#### DATA EXTRACT:
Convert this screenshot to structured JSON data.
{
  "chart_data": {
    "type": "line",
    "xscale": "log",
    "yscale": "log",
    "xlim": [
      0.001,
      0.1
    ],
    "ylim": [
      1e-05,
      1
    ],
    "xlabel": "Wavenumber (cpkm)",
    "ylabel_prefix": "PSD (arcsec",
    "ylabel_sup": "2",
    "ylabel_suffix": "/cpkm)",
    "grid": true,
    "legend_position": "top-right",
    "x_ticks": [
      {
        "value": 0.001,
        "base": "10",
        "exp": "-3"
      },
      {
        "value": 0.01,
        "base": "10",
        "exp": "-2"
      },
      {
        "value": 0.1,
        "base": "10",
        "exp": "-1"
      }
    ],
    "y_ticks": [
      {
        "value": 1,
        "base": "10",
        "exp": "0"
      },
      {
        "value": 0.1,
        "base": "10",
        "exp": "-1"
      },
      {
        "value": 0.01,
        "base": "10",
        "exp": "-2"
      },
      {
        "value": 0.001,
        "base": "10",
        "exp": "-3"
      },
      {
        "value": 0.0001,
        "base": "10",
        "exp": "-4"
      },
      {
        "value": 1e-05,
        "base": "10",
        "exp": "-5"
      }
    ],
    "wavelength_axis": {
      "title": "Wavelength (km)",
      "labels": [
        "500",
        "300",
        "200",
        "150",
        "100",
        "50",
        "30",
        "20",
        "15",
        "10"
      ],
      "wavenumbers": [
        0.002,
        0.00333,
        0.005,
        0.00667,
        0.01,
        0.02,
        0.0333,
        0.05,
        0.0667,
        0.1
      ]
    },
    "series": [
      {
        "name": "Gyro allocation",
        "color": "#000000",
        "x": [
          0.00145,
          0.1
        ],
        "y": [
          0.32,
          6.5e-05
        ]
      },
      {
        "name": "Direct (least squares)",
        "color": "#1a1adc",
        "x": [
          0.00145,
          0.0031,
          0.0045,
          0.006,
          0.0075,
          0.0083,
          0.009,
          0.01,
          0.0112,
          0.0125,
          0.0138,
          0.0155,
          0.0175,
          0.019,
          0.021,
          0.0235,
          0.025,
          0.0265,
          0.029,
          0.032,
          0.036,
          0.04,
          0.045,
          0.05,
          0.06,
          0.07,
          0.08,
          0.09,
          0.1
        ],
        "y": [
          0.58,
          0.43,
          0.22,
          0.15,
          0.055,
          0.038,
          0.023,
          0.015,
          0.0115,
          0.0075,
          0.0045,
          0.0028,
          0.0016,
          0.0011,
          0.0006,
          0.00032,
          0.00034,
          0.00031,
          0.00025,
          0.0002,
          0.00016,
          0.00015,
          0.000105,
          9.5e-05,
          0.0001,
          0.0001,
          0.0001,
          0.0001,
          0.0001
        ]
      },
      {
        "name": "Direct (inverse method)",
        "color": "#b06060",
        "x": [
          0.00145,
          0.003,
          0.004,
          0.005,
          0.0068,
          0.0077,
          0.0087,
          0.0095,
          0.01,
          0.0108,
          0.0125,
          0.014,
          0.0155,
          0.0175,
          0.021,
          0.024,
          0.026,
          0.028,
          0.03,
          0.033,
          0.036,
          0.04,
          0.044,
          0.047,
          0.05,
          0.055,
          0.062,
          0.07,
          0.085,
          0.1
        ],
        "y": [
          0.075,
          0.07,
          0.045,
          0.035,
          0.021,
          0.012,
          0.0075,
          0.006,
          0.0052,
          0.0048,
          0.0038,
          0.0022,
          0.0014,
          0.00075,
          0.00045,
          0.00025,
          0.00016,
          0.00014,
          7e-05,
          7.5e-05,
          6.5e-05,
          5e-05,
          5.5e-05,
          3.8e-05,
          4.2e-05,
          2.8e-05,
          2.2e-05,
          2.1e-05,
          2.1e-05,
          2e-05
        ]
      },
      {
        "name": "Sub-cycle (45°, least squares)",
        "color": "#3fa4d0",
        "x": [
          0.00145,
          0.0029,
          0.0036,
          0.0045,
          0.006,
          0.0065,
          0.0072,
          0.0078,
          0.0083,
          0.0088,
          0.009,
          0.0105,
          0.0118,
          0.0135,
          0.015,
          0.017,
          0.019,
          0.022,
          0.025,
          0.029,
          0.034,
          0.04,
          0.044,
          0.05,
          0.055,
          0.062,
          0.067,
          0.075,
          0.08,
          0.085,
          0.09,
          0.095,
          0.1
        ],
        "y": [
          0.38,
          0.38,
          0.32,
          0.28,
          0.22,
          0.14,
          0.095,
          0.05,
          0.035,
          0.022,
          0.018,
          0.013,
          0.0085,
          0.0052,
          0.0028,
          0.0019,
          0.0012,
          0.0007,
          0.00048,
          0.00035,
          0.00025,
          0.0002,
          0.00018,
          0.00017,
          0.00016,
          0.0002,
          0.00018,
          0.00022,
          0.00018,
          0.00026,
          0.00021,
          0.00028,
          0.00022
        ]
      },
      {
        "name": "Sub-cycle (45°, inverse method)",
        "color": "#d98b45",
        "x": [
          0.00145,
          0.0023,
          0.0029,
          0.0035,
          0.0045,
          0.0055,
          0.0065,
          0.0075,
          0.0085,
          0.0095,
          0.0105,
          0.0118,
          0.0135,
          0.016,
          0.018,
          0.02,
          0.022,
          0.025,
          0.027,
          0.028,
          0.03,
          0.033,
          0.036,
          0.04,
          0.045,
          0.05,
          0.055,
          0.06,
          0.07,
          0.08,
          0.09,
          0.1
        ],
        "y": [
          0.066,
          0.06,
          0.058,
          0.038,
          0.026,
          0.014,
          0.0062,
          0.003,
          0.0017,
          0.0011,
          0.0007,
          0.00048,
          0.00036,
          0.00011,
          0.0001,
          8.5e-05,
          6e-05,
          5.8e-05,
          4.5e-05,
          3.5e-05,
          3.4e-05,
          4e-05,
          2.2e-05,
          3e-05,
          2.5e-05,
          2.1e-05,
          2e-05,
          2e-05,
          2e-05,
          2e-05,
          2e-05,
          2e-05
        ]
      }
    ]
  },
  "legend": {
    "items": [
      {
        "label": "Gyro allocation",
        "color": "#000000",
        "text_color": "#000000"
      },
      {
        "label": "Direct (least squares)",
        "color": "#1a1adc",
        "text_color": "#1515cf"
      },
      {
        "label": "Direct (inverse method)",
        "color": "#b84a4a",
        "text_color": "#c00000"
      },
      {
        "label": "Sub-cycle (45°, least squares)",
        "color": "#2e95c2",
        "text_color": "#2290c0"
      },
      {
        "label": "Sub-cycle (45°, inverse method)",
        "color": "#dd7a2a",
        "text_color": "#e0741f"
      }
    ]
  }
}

#### EXERCISE DIRECTIONS:
Give the material above again, word for word.

#### SOLUTION FOR THIS EXERCISE:
Convert this screenshot to structured JSON data.
{
  "chart_data": {
    "type": "line",
    "xscale": "log",
    "yscale": "log",
    "xlim": [
      0.001,
      0.1
    ],
    "ylim": [
      1e-05,
      1
    ],
    "xlabel": "Wavenumber (cpkm)",
    "ylabel_prefix": "PSD (arcsec",
    "ylabel_sup": "2",
    "ylabel_suffix": "/cpkm)",
    "grid": true,
    "legend_position": "top-right",
    "x_ticks": [
      {
        "value": 0.001,
        "base": "10",
        "exp": "-3"
      },
      {
        "value": 0.01,
        "base": "10",
        "exp": "-2"
      },
      {
        "value": 0.1,
        "base": "10",
        "exp": "-1"
      }
    ],
    "y_ticks": [
      {
        "value": 1,
        "base": "10",
        "exp": "0"
      },
      {
        "value": 0.1,
        "base": "10",
        "exp": "-1"
      },
      {
        "value": 0.01,
        "base": "10",
        "exp": "-2"
      },
      {
        "value": 0.001,
        "base": "10",
        "exp": "-3"
      },
      {
        "value": 0.0001,
        "base": "10",
        "exp": "-4"
      },
      {
        "value": 1e-05,
        "base": "10",
        "exp": "-5"
      }
    ],
    "wavelength_axis": {
      "title": "Wavelength (km)",
      "labels": [
        "500",
        "300",
        "200",
        "150",
        "100",
        "50",
        "30",
        "20",
        "15",
        "10"
      ],
      "wavenumbers": [
        0.002,
        0.00333,
        0.005,
        0.00667,
        0.01,
        0.02,
        0.0333,
        0.05,
        0.0667,
        0.1
      ]
    },
    "series": [
      {
        "name": "Gyro allocation",
        "color": "#000000",
        "x": [
          0.00145,
          0.1
        ],
        "y": [
          0.32,
          6.5e-05
        ]
      },
      {
        "name": "Direct (least squares)",
        "color": "#1a1adc",
        "x": [
          0.00145,
          0.0031,
          0.0045,
          0.006,
          0.0075,
          0.0083,
          0.009,
          0.01,
          0.0112,
          0.0125,
          0.0138,
          0.0155,
          0.0175,
          0.019,
          0.021,
          0.0235,
          0.025,
          0.0265,
          0.029,
          0.032,
          0.036,
          0.04,
          0.045,
          0.05,
          0.06,
          0.07,
          0.08,
          0.09,
          0.1
        ],
        "y": [
          0.58,
          0.43,
          0.22,
          0.15,
          0.055,
          0.038,
          0.023,
          0.015,
          0.0115,
          0.0075,
          0.0045,
          0.0028,
          0.0016,
          0.0011,
          0.0006,
          0.00032,
          0.00034,
          0.00031,
          0.00025,
          0.0002,
          0.00016,
          0.00015,
          0.000105,
          9.5e-05,
          0.0001,
          0.0001,
          0.0001,
          0.0001,
          0.0001
        ]
      },
      {
        "name": "Direct (inverse method)",
        "color": "#b06060",
        "x": [
          0.00145,
          0.003,
          0.004,
          0.005,
          0.0068,
          0.0077,
          0.0087,
          0.0095,
          0.01,
          0.0108,
          0.0125,
          0.014,
          0.0155,
          0.0175,
          0.021,
          0.024,
          0.026,
          0.028,
          0.03,
          0.033,
          0.036,
          0.04,
          0.044,
          0.047,
          0.05,
          0.055,
          0.062,
          0.07,
          0.085,
          0.1
        ],
        "y": [
          0.075,
          0.07,
          0.045,
          0.035,
          0.021,
          0.012,
          0.0075,
          0.006,
          0.0052,
          0.0048,
          0.0038,
          0.0022,
          0.0014,
          0.00075,
          0.00045,
          0.00025,
          0.00016,
          0.00014,
          7e-05,
          7.5e-05,
          6.5e-05,
          5e-05,
          5.5e-05,
          3.8e-05,
          4.2e-05,
          2.8e-05,
          2.2e-05,
          2.1e-05,
          2.1e-05,
          2e-05
        ]
      },
      {
        "name": "Sub-cycle (45°, least squares)",
        "color": "#3fa4d0",
        "x": [
          0.00145,
          0.0029,
          0.0036,
          0.0045,
          0.006,
          0.0065,
          0.0072,
          0.0078,
          0.0083,
          0.0088,
          0.009,
          0.0105,
          0.0118,
          0.0135,
          0.015,
          0.017,
          0.019,
          0.022,
          0.025,
          0.029,
          0.034,
          0.04,
          0.044,
          0.05,
          0.055,
          0.062,
          0.067,
          0.075,
          0.08,
          0.085,
          0.09,
          0.095,
          0.1
        ],
        "y": [
          0.38,
          0.38,
          0.32,
          0.28,
          0.22,
          0.14,
          0.095,
          0.05,
          0.035,
          0.022,
          0.018,
          0.013,
          0.0085,
          0.0052,
          0.0028,
          0.0019,
          0.0012,
          0.0007,
          0.00048,
          0.00035,
          0.00025,
          0.0002,
          0.00018,
          0.00017,
          0.00016,
          0.0002,
          0.00018,
          0.00022,
          0.00018,
          0.00026,
          0.00021,
          0.00028,
          0.00022
        ]
      },
      {
        "name": "Sub-cycle (45°, inverse method)",
        "color": "#d98b45",
        "x": [
          0.00145,
          0.0023,
          0.0029,
          0.0035,
          0.0045,
          0.0055,
          0.0065,
          0.0075,
          0.0085,
          0.0095,
          0.0105,
          0.0118,
          0.0135,
          0.016,
          0.018,
          0.02,
          0.022,
          0.025,
          0.027,
          0.028,
          0.03,
          0.033,
          0.036,
          0.04,
          0.045,
          0.05,
          0.055,
          0.06,
          0.07,
          0.08,
          0.09,
          0.1
        ],
        "y": [
          0.066,
          0.06,
          0.058,
          0.038,
          0.026,
          0.014,
          0.0062,
          0.003,
          0.0017,
          0.0011,
          0.0007,
          0.00048,
          0.00036,
          0.00011,
          0.0001,
          8.5e-05,
          6e-05,
          5.8e-05,
          4.5e-05,
          3.5e-05,
          3.4e-05,
          4e-05,
          2.2e-05,
          3e-05,
          2.5e-05,
          2.1e-05,
          2e-05,
          2e-05,
          2e-05,
          2e-05,
          2e-05,
          2e-05
        ]
      }
    ]
  },
  "legend": {
    "items": [
      {
        "label": "Gyro allocation",
        "color": "#000000",
        "text_color": "#000000"
      },
      {
        "label": "Direct (least squares)",
        "color": "#1a1adc",
        "text_color": "#1515cf"
      },
      {
        "label": "Direct (inverse method)",
        "color": "#b84a4a",
        "text_color": "#c00000"
      },
      {
        "label": "Sub-cycle (45°, least squares)",
        "color": "#2e95c2",
        "text_color": "#2290c0"
      },
      {
        "label": "Sub-cycle (45°, inverse method)",
        "color": "#dd7a2a",
        "text_color": "#e0741f"
      }
    ]
  }
}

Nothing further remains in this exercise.